**Directive:**
Do not include the pictures; repeat the rest of the data exactly.

*** Rows ***

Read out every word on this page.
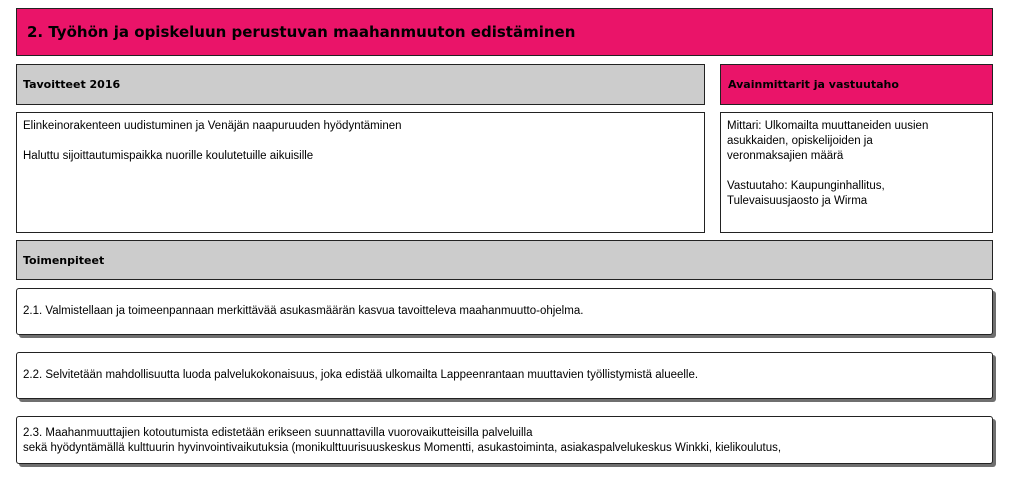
2. Työhön ja opiskeluun perustuvan maahanmuuton edistäminen
Tavoitteet 2016	Avainmittarit ja vastuutaho
Elinkeinorakenteen uudistuminen ja Venäjän naapuruuden hyödyntäminen
Haluttu sijoittautumispaikka nuorille koulutetuille aikuisille
Mittari: Ulkomailta muuttaneiden uusien
asukkaiden, opiskelijoiden ja
veronmaksajien määrä
Vastuutaho: Kaupunginhallitus,
Tulevaisuusjaosto ja Wirma
Toimenpiteet
2.1. Valmistellaan ja toimeenpannaan merkittävää asukasmäärän kasvua tavoitteleva maahanmuutto-ohjelma.
2.2. Selvitetään mahdollisuutta luoda palvelukokonaisuus, joka edistää ulkomailta Lappeenrantaan muuttavien työllistymistä alueelle.

2.3. Maahanmuuttajien kotoutumista edistetään erikseen suunnattavilla vuorovaikutteisilla palveluilla

sekä hyödyntämällä kulttuurin hyvinvointivaikutuksia (monikulttuurisuuskeskus Momentti, asukastoiminta, asiakaspalvelukeskus Winkki, kielikoulutus,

***

**Exercise response:**
Read out every word on this page.
2. Työhön ja opiskeluun perustuvan maahanmuuton edistäminen
Tavoitteet 2016	Avainmittarit ja vastuutaho
Elinkeinorakenteen uudistuminen ja Venäjän naapuruuden hyödyntäminen
Haluttu sijoittautumispaikka nuorille koulutetuille aikuisille
Mittari: Ulkomailta muuttaneiden uusien
asukkaiden, opiskelijoiden ja
veronmaksajien määrä
Vastuutaho: Kaupunginhallitus,
Tulevaisuusjaosto ja Wirma
Toimenpiteet
2.1. Valmistellaan ja toimeenpannaan merkittävää asukasmäärän kasvua tavoitteleva maahanmuutto-ohjelma.
2.2. Selvitetään mahdollisuutta luoda palvelukokonaisuus, joka edistää ulkomailta Lappeenrantaan muuttavien työllistymistä alueelle.

2.3. Maahanmuuttajien kotoutumista edistetään erikseen suunnattavilla vuorovaikutteisilla palveluilla

sekä hyödyntämällä kulttuurin hyvinvointivaikutuksia (monikulttuurisuuskeskus Momentti, asukastoiminta, asiakaspalvelukeskus Winkki, kielikoulutus,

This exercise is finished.